■ The exercise ■
For each line below that includes the word "иной", make a copy.

■ Material ■
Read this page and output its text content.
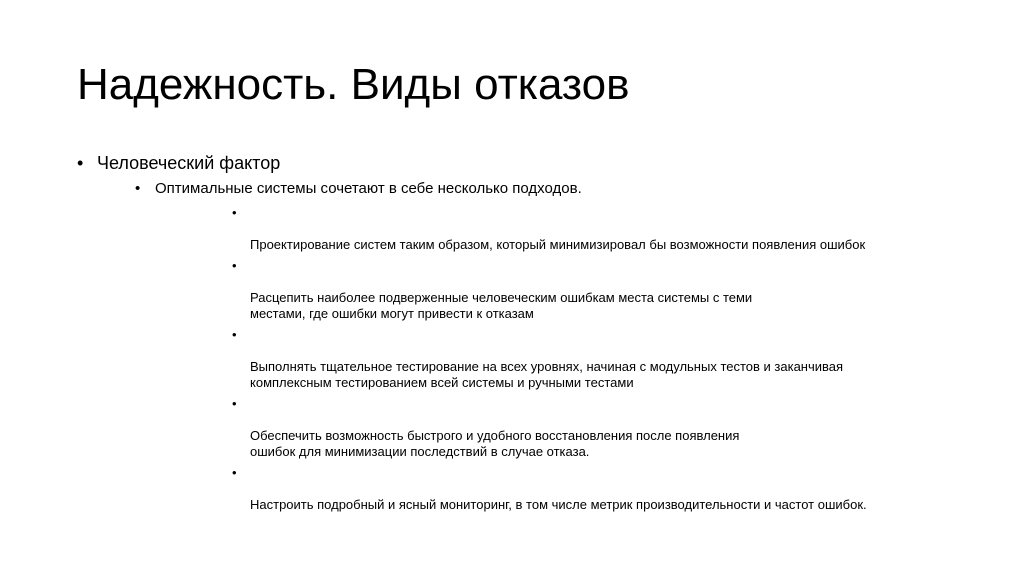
Надежность. Виды отказов
• Человеческий фактор
• Оптимальные системы сочетают в себе несколько подходов.

•

Проектирование систем таким образом, который минимизировал бы возможности появления ошибок

•

Расцепить наиболее подверженные человеческим ошибкам места системы с теми
местами, где ошибки могут привести к отказам

•

Выполнять тщательное тестирование на всех уровнях, начиная с модульных тестов и заканчивая
комплексным тестированием всей системы и ручными тестами

•

Обеспечить возможность быстрого и удобного восстановления после появления
ошибок для минимизации последствий в случае отказа.

•

Настроить подробный и ясный мониторинг, в том числе метрик производительности и частот ошибок.
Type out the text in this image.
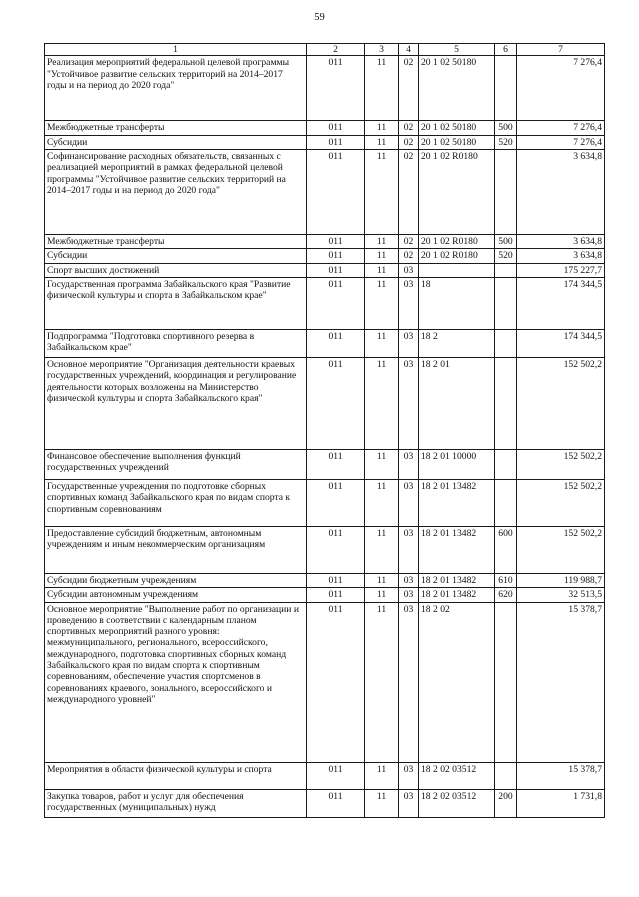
59
1	2	3	4	5	6	7
Реализация мероприятий федеральной целевой программы "Устойчивое развитие сельских территорий на 2014–2017 годы и на период до 2020 года"	011	11	02	20 1 02 50180		7 276,4
Межбюджетные трансферты	011	11	02	20 1 02 50180	500	7 276,4
Субсидии	011	11	02	20 1 02 50180	520	7 276,4
Софинансирование расходных обязательств, связанных с реализацией мероприятий в рамках федеральной целевой программы "Устойчивое развитие сельских территорий на 2014–2017 годы и на период до 2020 года"	011	11	02	20 1 02 R0180		3 634,8
Межбюджетные трансферты	011	11	02	20 1 02 R0180	500	3 634,8
Субсидии	011	11	02	20 1 02 R0180	520	3 634,8
Спорт высших достижений	011	11	03			175 227,7
Государственная программа Забайкальского края "Развитие физической культуры и спорта в Забайкальском крае"	011	11	03	18		174 344,5
Подпрограмма "Подготовка спортивного резерва в Забайкальском крае"	011	11	03	18 2		174 344,5
Основное мероприятие "Организация деятельности краевых государственных учреждений, координация и регулирование деятельности которых возложены на Министерство физической культуры и спорта Забайкальского края"	011	11	03	18 2 01		152 502,2
Финансовое обеспечение выполнения функций государственных учреждений	011	11	03	18 2 01 10000		152 502,2
Государственные учреждения по подготовке сборных спортивных команд Забайкальского края по видам спорта к спортивным соревнованиям	011	11	03	18 2 01 13482		152 502,2
Предоставление субсидий бюджетным, автономным учреждениям и иным некоммерческим организациям	011	11	03	18 2 01 13482	600	152 502,2
Субсидии бюджетным учреждениям	011	11	03	18 2 01 13482	610	119 988,7
Субсидии автономным учреждениям	011	11	03	18 2 01 13482	620	32 513,5
Основное мероприятие "Выполнение работ по организации и проведению в соответствии с календарным планом спортивных мероприятий разного уровня: межмуниципального, регионального, всероссийского, международного, подготовка спортивных сборных команд Забайкальского края по видам спорта к спортивным соревнованиям, обеспечение участия спортсменов в соревнованиях краевого, зонального, всероссийского и международного уровней"	011	11	03	18 2 02		15 378,7
Мероприятия в области физической культуры и спорта	011	11	03	18 2 02 03512		15 378,7
Закупка товаров, работ и услуг для обеспечения государственных (муниципальных) нужд	011	11	03	18 2 02 03512	200	1 731,8
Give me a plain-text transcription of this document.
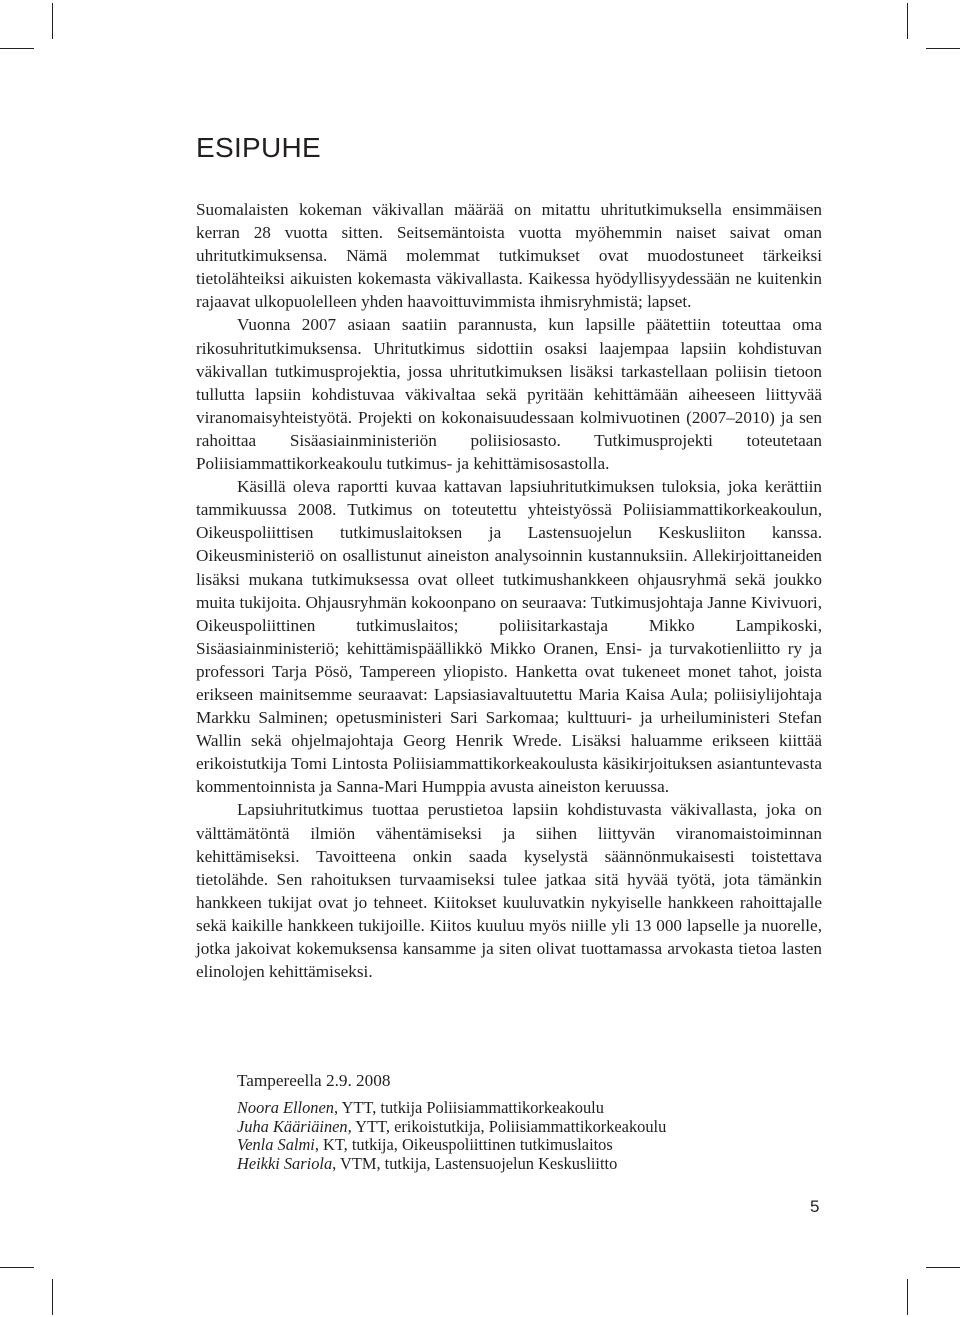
ESIPUHE

Suomalaisten kokeman väkivallan määrää on mitattu uhritutkimuksella ensimmäisen kerran 28 vuotta sitten. Seitsemäntoista vuotta myöhemmin naiset saivat oman uhritutkimuksensa. Nämä molemmat tutkimukset ovat muodostuneet tärkeiksi tietolähteiksi aikuisten kokemasta väkivallasta. Kaikessa hyödyllisyydessään ne kuitenkin rajaavat ulkopuolelleen yhden haavoittuvimmista ihmisryhmistä; lapset.

Vuonna 2007 asiaan saatiin parannusta, kun lapsille päätettiin toteuttaa oma rikosuhritutkimuksensa. Uhritutkimus sidottiin osaksi laajempaa lapsiin kohdistuvan väkivallan tutkimusprojektia, jossa uhritutkimuksen lisäksi tarkastellaan poliisin tietoon tullutta lapsiin kohdistuvaa väkivaltaa sekä pyritään kehittämään aiheeseen liittyvää viranomaisyhteistyötä. Projekti on kokonaisuudessaan kolmivuotinen (2007–2010) ja sen rahoittaa Sisäasiainministeriön poliisiosasto. Tutkimusprojekti toteutetaan Poliisiammattikorkeakoulu tutkimus- ja kehittämisosastolla.

Käsillä oleva raportti kuvaa kattavan lapsiuhritutkimuksen tuloksia, joka kerättiin tammikuussa 2008. Tutkimus on toteutettu yhteistyössä Poliisiammattikorkeakoulun, Oikeuspoliittisen tutkimuslaitoksen ja Lastensuojelun Keskusliiton kanssa. Oikeusministeriö on osallistunut aineiston analysoinnin kustannuksiin. Allekirjoittaneiden lisäksi mukana tutkimuksessa ovat olleet tutkimushankkeen ohjausryhmä sekä joukko muita tukijoita. Ohjausryhmän kokoonpano on seuraava: Tutkimusjohtaja Janne Kivivuori, Oikeuspoliittinen tutkimuslaitos; poliisitarkastaja Mikko Lampikoski, Sisäasiainministeriö; kehittämispäällikkö Mikko Oranen, Ensi- ja turvakotienliitto ry ja professori Tarja Pösö, Tampereen yliopisto. Hanketta ovat tukeneet monet tahot, joista erikseen mainitsemme seuraavat: Lapsiasiavaltuutettu Maria Kaisa Aula; poliisiylijohtaja Markku Salminen; opetusministeri Sari Sarkomaa; kulttuuri- ja urheiluministeri Stefan Wallin sekä ohjelmajohtaja Georg Henrik Wrede. Lisäksi haluamme erikseen kiittää erikoistutkija Tomi Lintosta Poliisiammattikorkeakoulusta käsikirjoituksen asiantuntevasta kommentoinnista ja Sanna-Mari Humppia avusta aineiston keruussa.

Lapsiuhritutkimus tuottaa perustietoa lapsiin kohdistuvasta väkivallasta, joka on välttämätöntä ilmiön vähentämiseksi ja siihen liittyvän viranomaistoiminnan kehittämiseksi. Tavoitteena onkin saada kyselystä säännönmukaisesti toistettava tietolähde. Sen rahoituksen turvaamiseksi tulee jatkaa sitä hyvää työtä, jota tämänkin hankkeen tukijat ovat jo tehneet. Kiitokset kuuluvatkin nykyiselle hankkeen rahoittajalle sekä kaikille hankkeen tukijoille. Kiitos kuuluu myös niille yli 13 000 lapselle ja nuorelle, jotka jakoivat kokemuksensa kansamme ja siten olivat tuottamassa arvokasta tietoa lasten elinolojen kehittämiseksi.

Tampereella 2.9. 2008

Noora Ellonen, YTT, tutkija Poliisiammattikorkeakoulu
Juha Kääriäinen, YTT, erikoistutkija, Poliisiammattikorkeakoulu
Venla Salmi, KT, tutkija, Oikeuspoliittinen tutkimuslaitos
Heikki Sariola, VTM, tutkija, Lastensuojelun Keskusliitto

5
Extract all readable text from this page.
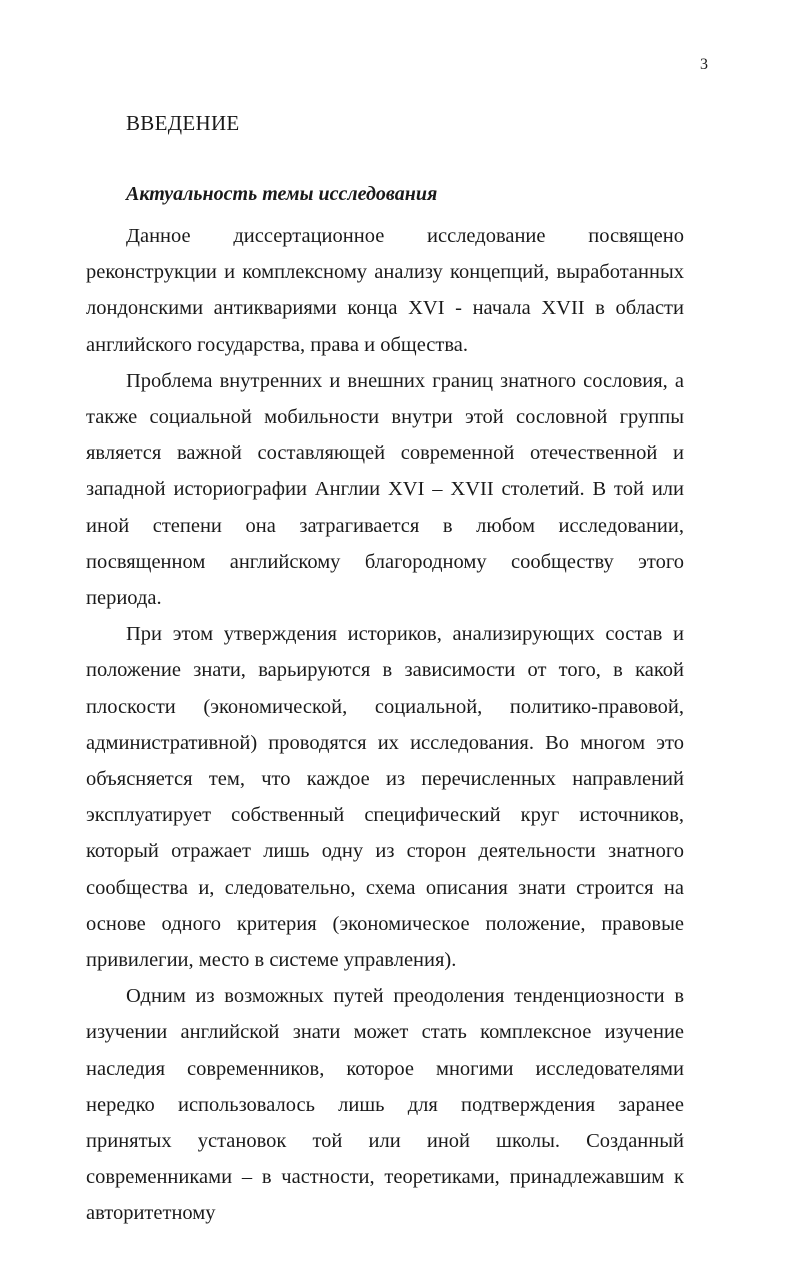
3
ВВЕДЕНИЕ
Актуальность темы исследования

Данное диссертационное исследование посвящено реконструкции и комплексному анализу концепций, выработанных лондонскими антиквариями конца XVI - начала XVII в области английского государства, права и общества.

Проблема внутренних и внешних границ знатного сословия, а также социальной мобильности внутри этой сословной группы является важной составляющей современной отечественной и западной историографии Англии XVI – XVII столетий. В той или иной степени она затрагивается в любом исследовании, посвященном английскому благородному сообществу этого периода.

При этом утверждения историков, анализирующих состав и положение знати, варьируются в зависимости от того, в какой плоскости (экономической, социальной, политико-правовой, административной) проводятся их исследования. Во многом это объясняется тем, что каждое из перечисленных направлений эксплуатирует собственный специфический круг источников, который отражает лишь одну из сторон деятельности знатного сообщества и, следовательно, схема описания знати строится на основе одного критерия (экономическое положение, правовые привилегии, место в системе управления).

Одним из возможных путей преодоления тенденциозности в изучении английской знати может стать комплексное изучение наследия современников, которое многими исследователями нередко использовалось лишь для подтверждения заранее принятых установок той или иной школы. Созданный современниками – в частности, теоретиками, принадлежавшим к авторитетному
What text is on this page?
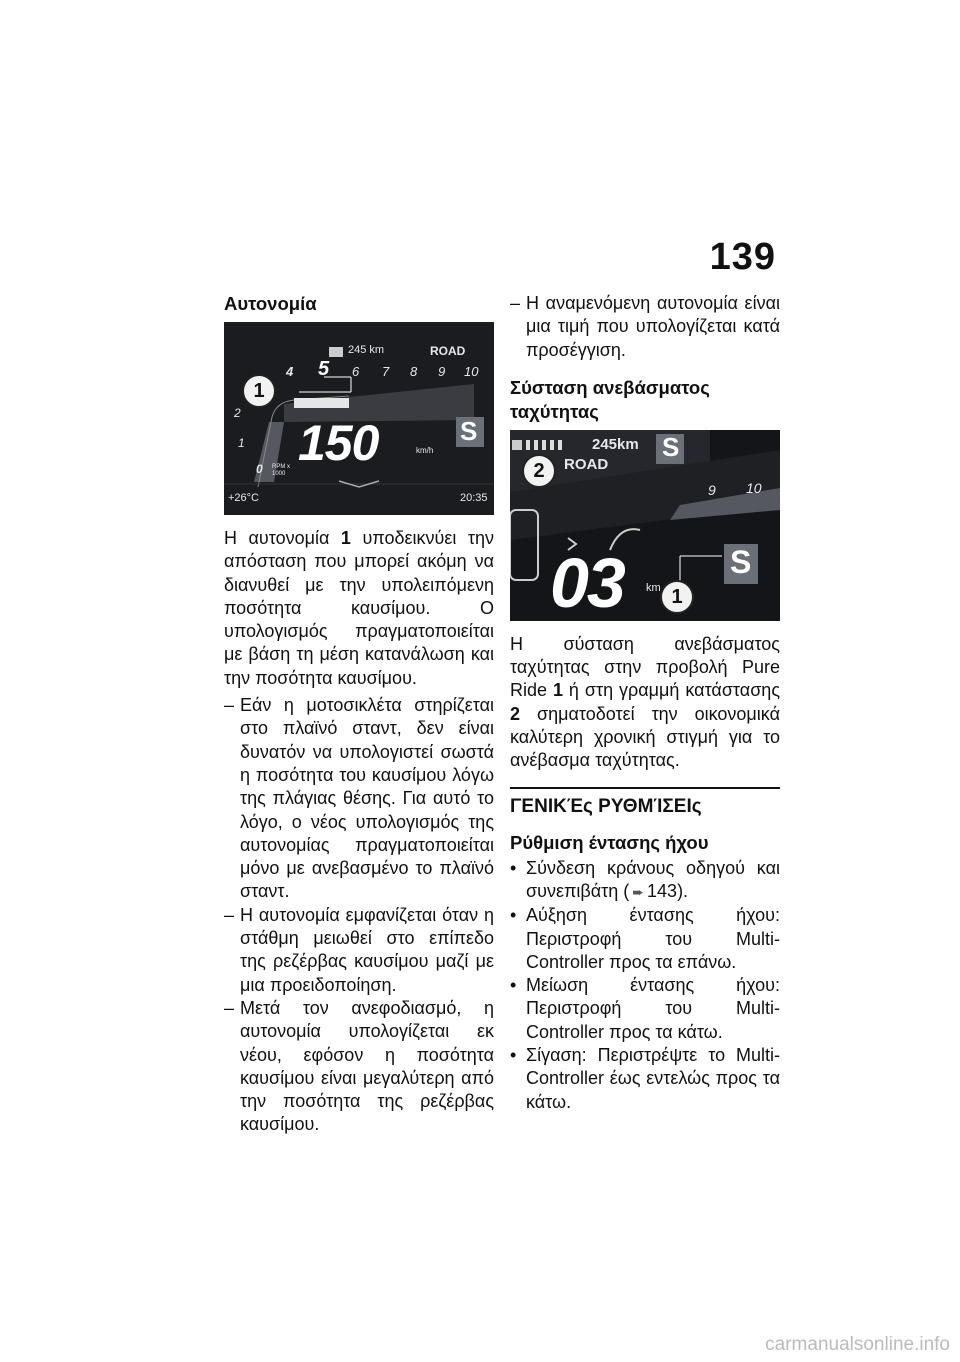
139
Αυτονομία
1
245 km	ROAD
4 5 6 7 8 9 10
2
1
0 RPM x 1000
150	km/h
S
+26°C	20:35

Η αυτονομία 1 υποδεικνύει την απόσταση που μπορεί ακόμη να διανυθεί με την υπολειπόμενη ποσότητα καυσίμου. Ο υπολογισμός πραγματοποιείται με βάση τη μέση κατανάλωση και την ποσότητα καυσίμου.

– Εάν η μοτοσικλέτα στηρίζεται στο πλαϊνό σταντ, δεν είναι δυνατόν να υπολογιστεί σωστά η ποσότητα του καυσίμου λόγω της πλάγιας θέσης. Για αυτό το λόγο, ο νέος υπολογισμός της αυτονομίας πραγματοποιείται μόνο με ανεβασμένο το πλαϊνό σταντ.
– Η αυτονομία εμφανίζεται όταν η στάθμη μειωθεί στο επίπεδο της ρεζέρβας καυσίμου μαζί με μια προειδοποίηση.
– Μετά τον ανεφοδιασμό, η αυτονομία υπολογίζεται εκ νέου, εφόσον η ποσότητα καυσίμου είναι μεγαλύτερη από την ποσότητα της ρεζέρβας καυσίμου.
– Η αναμενόμενη αυτονομία είναι μια τιμή που υπολογίζεται κατά προσέγγιση.
Σύσταση ανεβάσματος ταχύτητας
2
1
245km
ROAD
S
9 10
03 km
S

Η σύσταση ανεβάσματος ταχύτητας στην προβολή Pure Ride 1 ή στη γραμμή κατάστασης 2 σηματοδοτεί την οικονομικά καλύτερη χρονική στιγμή για το ανέβασμα ταχύτητας.

ΓΕΝΙΚΈς ΡΥΘΜΊΣΕΙς
Ρύθμιση έντασης ήχου
• Σύνδεση κράνους οδηγού και συνεπιβάτη ( ➨ 143).
• Αύξηση έντασης ήχου: Περιστροφή του Multi-Controller προς τα επάνω.
• Μείωση έντασης ήχου: Περιστροφή του Multi-Controller προς τα κάτω.
• Σίγαση: Περιστρέψτε το Multi-Controller έως εντελώς προς τα κάτω.
carmanualsonline.info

■ Solution to this exercise ■
Проблема внутренних и внешних границ знатного сословия, а также социальной мобильности внутри этой сословной группы является важной составляющей современной отечественной и западной историографии Англии XVI – XVII столетий. В той или иной степени она затрагивается в любом исследовании, посвященном английскому благородному сообществу этого периода.
Одним из возможных путей преодоления тенденциозности в изучении английской знати может стать комплексное изучение наследия современников, которое многими исследователями нередко использовалось лишь для подтверждения заранее принятых установок той или иной школы. Созданный современниками – в частности, теоретиками, принадлежавшим к авторитетному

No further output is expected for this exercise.